* Start PROVIDED INFORMATION *
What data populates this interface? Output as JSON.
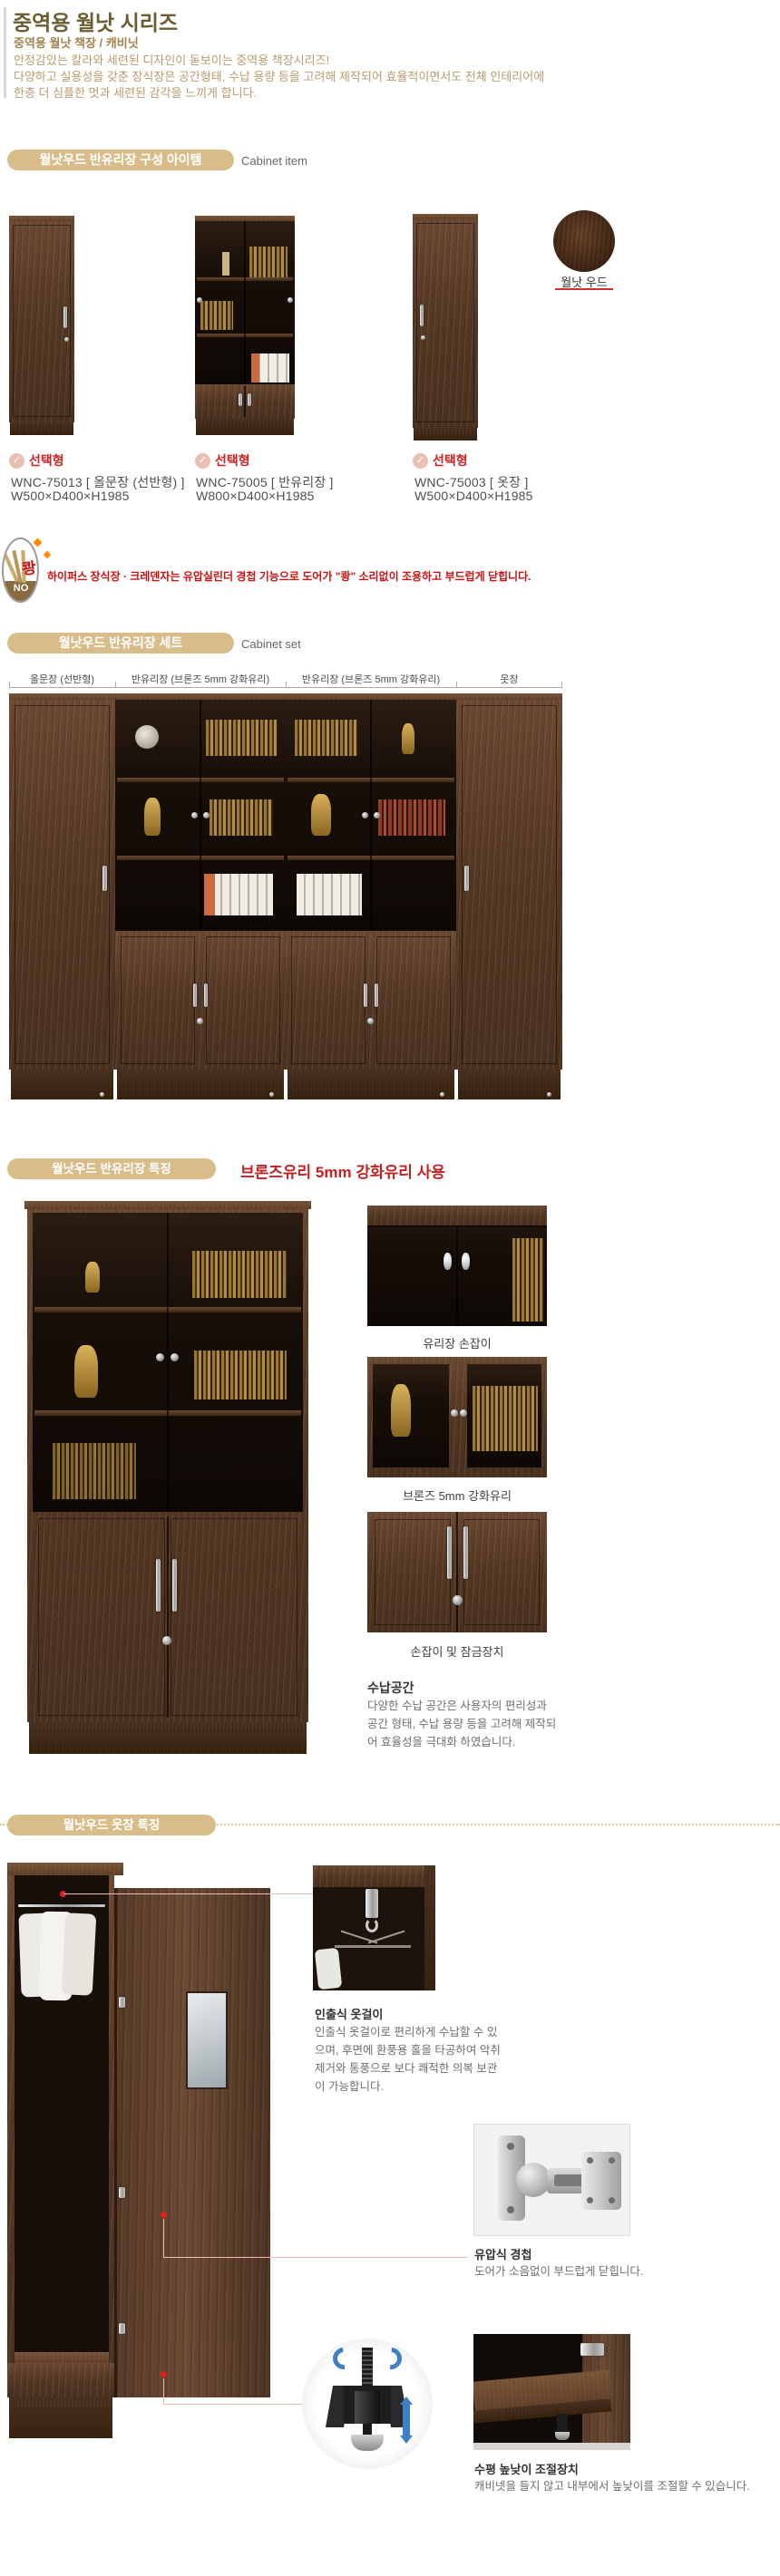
{
  "header": {
    "title": "중역용 월낫 시리즈",
    "subtitle": "중역용 월낫 책장 / 캐비닛",
    "desc1": "안정감있는 칼라와 세련된 디자인이 돋보이는 중역용 책장시리즈!",
    "desc2": "다양하고 실용성을 갖춘 장식장은 공간형태, 수납 용량 등을 고려해 제작되어 효율적이면서도 전체 인테리어에",
    "desc3": "한층 더 심플한 멋과 세련된 감각을 느끼게 합니다."
  },
  "section_item": {
    "title": "월낫우드 반유리장 구성 아이템",
    "subtitle": "Cabinet item",
    "badge_check": "✓",
    "badge": "선택형",
    "products": [
      {
        "label": "WNC-75013  [ 올문장 (선반형) ]",
        "size": "W500×D400×H1985"
      },
      {
        "label": "WNC-75005  [ 반유리장 ]",
        "size": "W800×D400×H1985"
      },
      {
        "label": "WNC-75003  [ 옷장 ]",
        "size": "W500×D400×H1985"
      }
    ],
    "swatch_label": "월낫 우드"
  },
  "notice": {
    "kwang": "쾅",
    "no": "NO",
    "text": "하이퍼스 장식장 · 크레덴자는 유압실린더 경첩 기능으로 도어가 \"쾅\" 소리없이 조용하고 부드럽게 닫힙니다."
  },
  "section_set": {
    "title": "월낫우드 반유리장 세트",
    "subtitle": "Cabinet set",
    "columns": [
      "올문장 (선반형)",
      "반유리장 (브론즈 5mm 강화유리)",
      "반유리장 (브론즈 5mm 강화유리)",
      "옷장"
    ]
  },
  "section_feature": {
    "title": "월낫우드 반유리장 특징",
    "highlight": "브론즈유리 5mm 강화유리 사용",
    "caption1": "유리장 손잡이",
    "caption2": "브론즈 5mm 강화유리",
    "caption3": "손잡이 및 잠금장치",
    "storage_title": "수납공간",
    "storage_body": "다양한 수납 공간은 사용자의 편리성과 공간 형태, 수납 용량 등을 고려해 제작되어 효율성을 극대화 하였습니다."
  },
  "section_wardrobe": {
    "title": "월낫우드 옷장 특징",
    "f1_title": "인출식 옷걸이",
    "f1_body": "인출식 옷걸이로 편리하게 수납할 수 있으며, 후면에 환풍용 홀을 타공하여 악취제거와 통풍으로 보다 쾌적한 의복 보관이 가능합니다.",
    "f2_title": "유압식 경첩",
    "f2_body": "도어가 소음없이 부드럽게 닫힙니다.",
    "f3_title": "수평 높낮이 조절장치",
    "f3_body": "캐비넷을 들지 않고 내부에서 높낮이를 조절할 수 있습니다."
  }
}
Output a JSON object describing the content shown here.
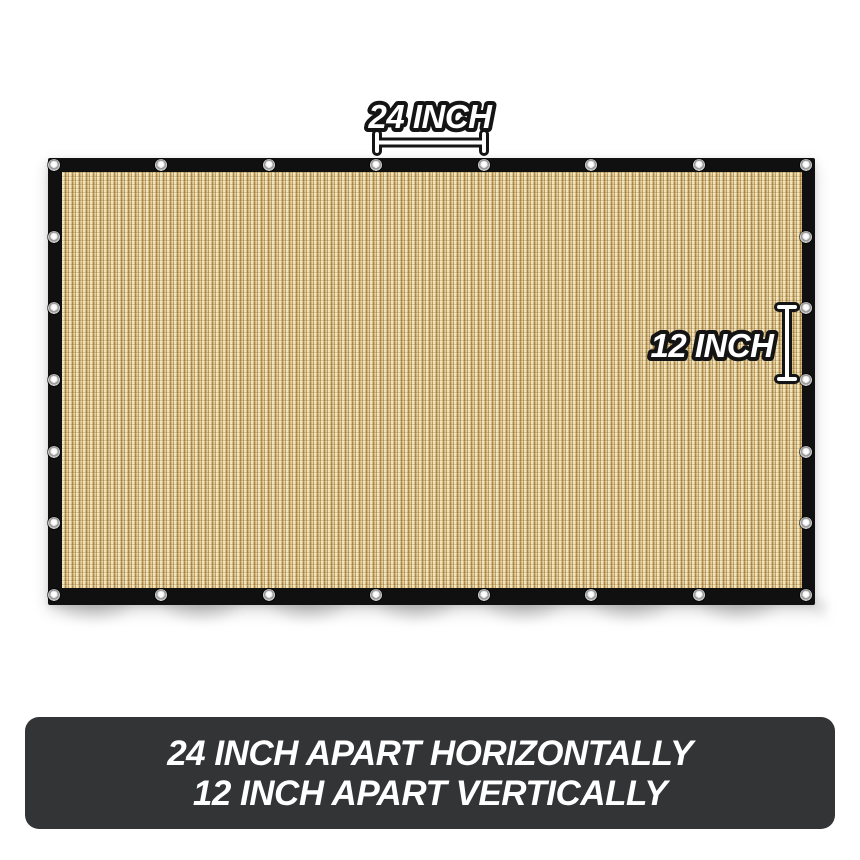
{
  "product": {
    "description": "beige shade cloth privacy screen with black trim and metal grommets",
    "mesh_color": "#d2b67c",
    "trim_color": "#101010",
    "grommet_color": "#b5b5b5"
  },
  "grommets": {
    "top_row_count": 8,
    "side_column_count": 7
  },
  "annotations": {
    "horizontal": {
      "label": "24 INCH"
    },
    "vertical": {
      "label": "12 INCH"
    },
    "text_fill": "#ffffff",
    "text_outline": "#141414"
  },
  "banner": {
    "background": "#333436",
    "text_color": "#ffffff",
    "line1": "24 INCH APART HORIZONTALLY",
    "line2": "12 INCH APART VERTICALLY"
  }
}
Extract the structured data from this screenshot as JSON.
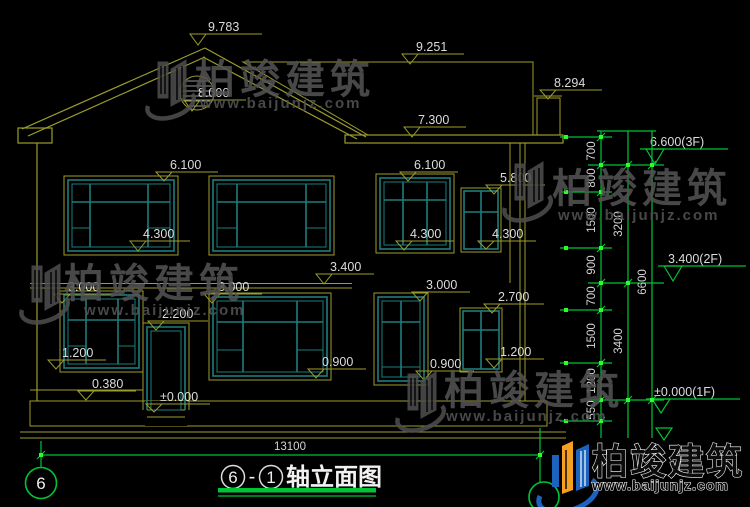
* End PROVIDED INFORMATION *
REQUIREMENTS — Find every line in the records above that holds the word "월낫우드", and copy each one.

SOLVED PROBLEM —
    "title": "월낫우드 반유리장 구성 아이템",
    "title": "월낫우드 반유리장 세트",
    "title": "월낫우드 반유리장 특징",
    "title": "월낫우드 옷장 특징",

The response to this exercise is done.